**TASK DATA**
****************
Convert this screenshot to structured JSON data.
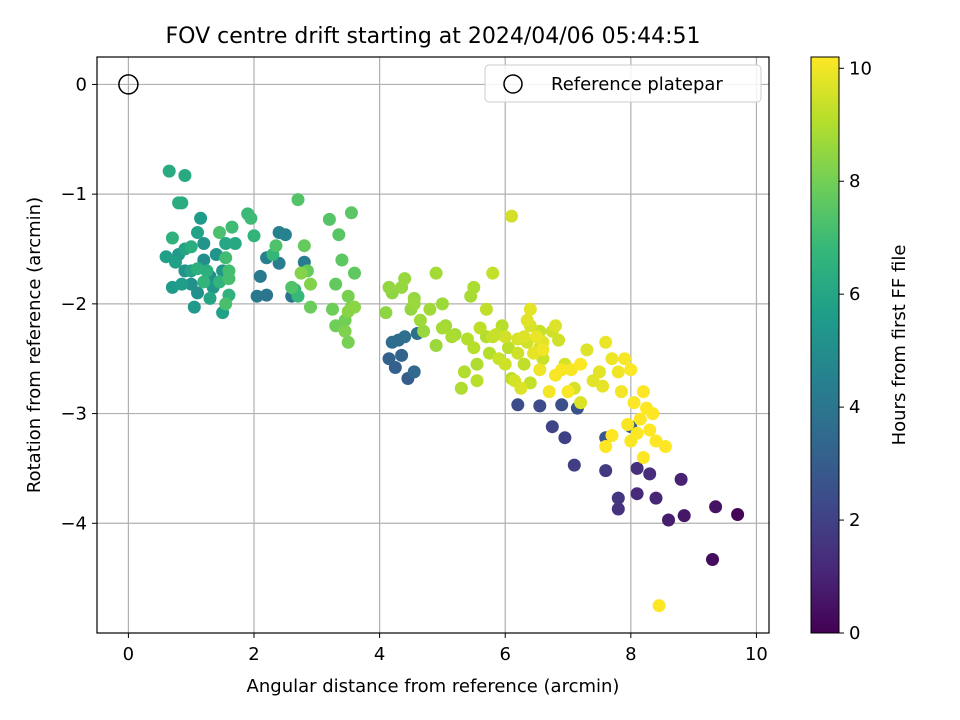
{
  "chart_data": {
    "type": "scatter",
    "title": "FOV centre drift starting at 2024/04/06 05:44:51",
    "xlabel": "Angular distance from reference (arcmin)",
    "ylabel": "Rotation from reference (arcmin)",
    "xlim": [
      -0.5,
      10.2
    ],
    "ylim": [
      -5.0,
      0.25
    ],
    "xticks": [
      0,
      2,
      4,
      6,
      8,
      10
    ],
    "yticks": [
      0,
      -1,
      -2,
      -3,
      -4
    ],
    "grid": true,
    "legend": {
      "placement": "top-right",
      "entries": [
        "Reference platepar"
      ]
    },
    "reference_point": {
      "x": 0,
      "y": 0
    },
    "colorbar": {
      "label": "Hours from first FF file",
      "colormap": "viridis",
      "min": 0,
      "max": 10.2,
      "ticks": [
        0,
        2,
        4,
        6,
        8,
        10
      ]
    },
    "colormap_stops": [
      "#440154",
      "#482878",
      "#3e4989",
      "#31688e",
      "#26828e",
      "#1f9e89",
      "#35b779",
      "#6ece58",
      "#b5de2b",
      "#fde725"
    ],
    "series": [
      {
        "name": "Reference platepar",
        "x": [
          0
        ],
        "y": [
          0
        ]
      },
      {
        "points": [
          [
            9.7,
            -3.92,
            0.1
          ],
          [
            9.3,
            -4.33,
            0.3
          ],
          [
            9.35,
            -3.85,
            0.5
          ],
          [
            8.85,
            -3.93,
            0.6
          ],
          [
            8.6,
            -3.97,
            0.8
          ],
          [
            8.8,
            -3.6,
            1.0
          ],
          [
            8.4,
            -3.77,
            1.1
          ],
          [
            8.1,
            -3.73,
            1.2
          ],
          [
            8.3,
            -3.55,
            1.3
          ],
          [
            8.1,
            -3.5,
            1.4
          ],
          [
            7.8,
            -3.87,
            1.5
          ],
          [
            7.8,
            -3.77,
            1.6
          ],
          [
            7.6,
            -3.52,
            1.8
          ],
          [
            7.1,
            -3.47,
            1.9
          ],
          [
            6.95,
            -3.22,
            2.0
          ],
          [
            6.75,
            -3.12,
            2.1
          ],
          [
            6.55,
            -2.93,
            2.3
          ],
          [
            6.2,
            -2.92,
            2.4
          ],
          [
            6.9,
            -2.92,
            2.5
          ],
          [
            7.15,
            -2.95,
            2.6
          ],
          [
            7.6,
            -3.22,
            2.7
          ],
          [
            8.0,
            -3.12,
            2.9
          ],
          [
            4.45,
            -2.68,
            3.0
          ],
          [
            4.25,
            -2.58,
            3.1
          ],
          [
            4.15,
            -2.5,
            3.2
          ],
          [
            4.35,
            -2.47,
            3.3
          ],
          [
            4.55,
            -2.62,
            3.4
          ],
          [
            4.3,
            -2.33,
            3.5
          ],
          [
            4.2,
            -2.35,
            3.6
          ],
          [
            4.6,
            -2.27,
            3.7
          ],
          [
            4.4,
            -2.3,
            3.8
          ],
          [
            2.6,
            -1.93,
            3.9
          ],
          [
            2.2,
            -1.92,
            4.0
          ],
          [
            2.05,
            -1.93,
            4.1
          ],
          [
            2.1,
            -1.75,
            4.2
          ],
          [
            2.8,
            -1.62,
            4.25
          ],
          [
            2.4,
            -1.63,
            4.35
          ],
          [
            2.2,
            -1.58,
            4.45
          ],
          [
            2.4,
            -1.35,
            4.5
          ],
          [
            2.5,
            -1.37,
            4.55
          ],
          [
            1.2,
            -1.6,
            5.0
          ],
          [
            1.3,
            -1.75,
            5.05
          ],
          [
            1.1,
            -1.9,
            5.1
          ],
          [
            1.0,
            -1.82,
            5.15
          ],
          [
            0.9,
            -1.7,
            5.2
          ],
          [
            1.2,
            -1.45,
            5.25
          ],
          [
            1.4,
            -1.55,
            5.3
          ],
          [
            1.5,
            -1.7,
            5.35
          ],
          [
            1.35,
            -1.85,
            5.4
          ],
          [
            1.05,
            -2.03,
            5.45
          ],
          [
            0.8,
            -1.55,
            5.5
          ],
          [
            0.7,
            -1.85,
            5.55
          ],
          [
            1.15,
            -1.22,
            5.6
          ],
          [
            0.85,
            -1.82,
            5.65
          ],
          [
            0.6,
            -1.57,
            5.7
          ],
          [
            0.75,
            -1.62,
            5.75
          ],
          [
            1.5,
            -2.08,
            5.8
          ],
          [
            1.1,
            -1.35,
            5.85
          ],
          [
            1.0,
            -1.7,
            5.9
          ],
          [
            0.9,
            -1.5,
            5.95
          ],
          [
            1.3,
            -1.95,
            6.0
          ],
          [
            1.55,
            -1.45,
            6.05
          ],
          [
            1.7,
            -1.45,
            6.1
          ],
          [
            0.9,
            -0.83,
            6.15
          ],
          [
            0.65,
            -0.79,
            6.2
          ],
          [
            0.8,
            -1.08,
            6.25
          ],
          [
            0.85,
            -1.08,
            6.3
          ],
          [
            1.0,
            -1.48,
            6.35
          ],
          [
            1.25,
            -1.7,
            6.4
          ],
          [
            1.1,
            -1.68,
            6.45
          ],
          [
            0.7,
            -1.4,
            6.5
          ],
          [
            1.6,
            -1.92,
            6.55
          ],
          [
            1.45,
            -1.8,
            6.6
          ],
          [
            1.2,
            -1.8,
            6.65
          ],
          [
            2.0,
            -1.38,
            6.7
          ],
          [
            2.3,
            -1.55,
            6.75
          ],
          [
            2.65,
            -1.87,
            6.8
          ],
          [
            2.7,
            -1.93,
            6.85
          ],
          [
            1.9,
            -1.18,
            6.9
          ],
          [
            1.95,
            -1.22,
            6.95
          ],
          [
            1.65,
            -1.3,
            7.0
          ],
          [
            1.55,
            -1.58,
            7.05
          ],
          [
            1.6,
            -1.7,
            7.1
          ],
          [
            1.6,
            -1.77,
            7.15
          ],
          [
            1.55,
            -2.0,
            7.2
          ],
          [
            1.45,
            -1.35,
            7.25
          ],
          [
            2.35,
            -1.47,
            7.3
          ],
          [
            2.6,
            -1.85,
            7.35
          ],
          [
            2.7,
            -1.05,
            7.4
          ],
          [
            3.2,
            -1.23,
            7.45
          ],
          [
            3.35,
            -1.37,
            7.5
          ],
          [
            3.55,
            -1.17,
            7.55
          ],
          [
            3.4,
            -1.6,
            7.6
          ],
          [
            3.6,
            -1.72,
            7.65
          ],
          [
            3.3,
            -1.82,
            7.7
          ],
          [
            2.8,
            -1.47,
            7.75
          ],
          [
            2.85,
            -1.7,
            7.8
          ],
          [
            2.9,
            -2.03,
            7.85
          ],
          [
            3.25,
            -2.05,
            7.9
          ],
          [
            3.3,
            -2.2,
            7.95
          ],
          [
            3.45,
            -2.15,
            8.0
          ],
          [
            3.5,
            -2.35,
            8.05
          ],
          [
            3.5,
            -1.93,
            8.1
          ],
          [
            3.55,
            -2.03,
            8.15
          ],
          [
            3.45,
            -2.25,
            8.2
          ],
          [
            2.9,
            -1.82,
            8.25
          ],
          [
            2.75,
            -1.72,
            8.3
          ],
          [
            3.5,
            -2.07,
            8.35
          ],
          [
            3.6,
            -2.03,
            8.4
          ],
          [
            4.1,
            -2.08,
            8.45
          ],
          [
            4.15,
            -1.85,
            8.5
          ],
          [
            4.35,
            -1.85,
            8.55
          ],
          [
            4.4,
            -1.77,
            8.6
          ],
          [
            4.55,
            -2.0,
            8.65
          ],
          [
            4.65,
            -2.15,
            8.7
          ],
          [
            4.8,
            -2.05,
            8.75
          ],
          [
            4.9,
            -1.72,
            8.8
          ],
          [
            5.0,
            -2.22,
            8.85
          ],
          [
            5.15,
            -2.3,
            8.9
          ],
          [
            5.3,
            -2.77,
            8.95
          ],
          [
            5.35,
            -2.62,
            9.0
          ],
          [
            5.4,
            -2.32,
            9.05
          ],
          [
            5.5,
            -2.4,
            9.1
          ],
          [
            5.55,
            -2.7,
            9.15
          ],
          [
            5.6,
            -2.22,
            9.2
          ],
          [
            5.7,
            -2.05,
            9.25
          ],
          [
            5.8,
            -1.72,
            9.3
          ],
          [
            5.85,
            -2.28,
            9.35
          ],
          [
            5.9,
            -2.5,
            9.4
          ],
          [
            6.0,
            -2.55,
            9.45
          ],
          [
            6.1,
            -1.2,
            9.5
          ],
          [
            6.15,
            -2.7,
            9.55
          ],
          [
            6.2,
            -2.32,
            9.6
          ],
          [
            6.25,
            -2.77,
            9.65
          ],
          [
            6.3,
            -2.3,
            9.7
          ],
          [
            6.35,
            -2.15,
            9.75
          ],
          [
            6.4,
            -2.05,
            9.8
          ],
          [
            6.45,
            -2.45,
            9.85
          ],
          [
            6.5,
            -2.3,
            9.9
          ],
          [
            6.55,
            -2.6,
            9.95
          ],
          [
            6.6,
            -2.42,
            10.0
          ],
          [
            6.7,
            -2.8,
            10.05
          ],
          [
            6.8,
            -2.65,
            10.1
          ],
          [
            6.9,
            -2.6,
            10.12
          ],
          [
            7.0,
            -2.8,
            10.15
          ],
          [
            7.2,
            -2.55,
            10.18
          ],
          [
            4.2,
            -1.9,
            8.45
          ],
          [
            4.5,
            -2.05,
            8.5
          ],
          [
            4.55,
            -1.95,
            8.55
          ],
          [
            4.7,
            -2.25,
            8.6
          ],
          [
            4.9,
            -2.38,
            8.65
          ],
          [
            5.0,
            -2.0,
            8.7
          ],
          [
            5.05,
            -2.2,
            8.75
          ],
          [
            5.2,
            -2.28,
            8.8
          ],
          [
            5.45,
            -1.93,
            8.85
          ],
          [
            5.5,
            -1.85,
            8.9
          ],
          [
            5.55,
            -2.55,
            8.95
          ],
          [
            5.7,
            -2.3,
            9.0
          ],
          [
            5.75,
            -2.45,
            9.05
          ],
          [
            5.95,
            -2.2,
            9.1
          ],
          [
            6.05,
            -2.4,
            9.15
          ],
          [
            6.1,
            -2.68,
            9.2
          ],
          [
            6.3,
            -2.55,
            9.25
          ],
          [
            6.4,
            -2.72,
            9.3
          ],
          [
            6.55,
            -2.25,
            9.35
          ],
          [
            6.6,
            -2.5,
            9.4
          ],
          [
            6.75,
            -2.25,
            9.45
          ],
          [
            6.85,
            -2.33,
            9.5
          ],
          [
            6.95,
            -2.55,
            9.55
          ],
          [
            7.1,
            -2.77,
            9.6
          ],
          [
            7.2,
            -2.9,
            9.65
          ],
          [
            7.3,
            -2.42,
            9.7
          ],
          [
            7.4,
            -2.7,
            9.75
          ],
          [
            7.5,
            -2.62,
            9.8
          ],
          [
            7.55,
            -2.75,
            9.85
          ],
          [
            7.6,
            -2.35,
            9.9
          ],
          [
            7.7,
            -2.5,
            9.95
          ],
          [
            7.8,
            -2.62,
            10.0
          ],
          [
            7.85,
            -2.8,
            10.05
          ],
          [
            7.9,
            -2.5,
            10.1
          ],
          [
            7.95,
            -3.1,
            10.12
          ],
          [
            8.0,
            -3.25,
            10.14
          ],
          [
            8.05,
            -2.9,
            10.16
          ],
          [
            8.1,
            -3.18,
            10.18
          ],
          [
            8.15,
            -3.05,
            10.2
          ],
          [
            8.2,
            -2.8,
            10.2
          ],
          [
            8.2,
            -3.4,
            10.2
          ],
          [
            8.25,
            -2.95,
            10.2
          ],
          [
            8.3,
            -3.15,
            10.2
          ],
          [
            8.35,
            -3.0,
            10.2
          ],
          [
            8.4,
            -3.25,
            10.2
          ],
          [
            8.45,
            -4.75,
            10.2
          ],
          [
            8.55,
            -3.3,
            10.2
          ],
          [
            7.6,
            -3.3,
            10.2
          ],
          [
            7.7,
            -3.2,
            10.2
          ],
          [
            8.0,
            -2.6,
            10.15
          ],
          [
            7.05,
            -2.6,
            10.1
          ],
          [
            6.6,
            -2.35,
            9.75
          ],
          [
            6.8,
            -2.2,
            9.7
          ],
          [
            6.4,
            -2.2,
            9.6
          ],
          [
            6.0,
            -2.3,
            9.5
          ],
          [
            5.8,
            -2.3,
            9.3
          ],
          [
            6.2,
            -2.45,
            9.45
          ],
          [
            6.35,
            -2.35,
            9.5
          ],
          [
            6.55,
            -2.4,
            9.55
          ]
        ]
      }
    ]
  }
}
****************
**WHAT TO WORK ON**
Gather each line of the records holding the string "arcmin".

**CORRECT ANSWER**
    "xlabel": "Angular distance from reference (arcmin)",
    "ylabel": "Rotation from reference (arcmin)",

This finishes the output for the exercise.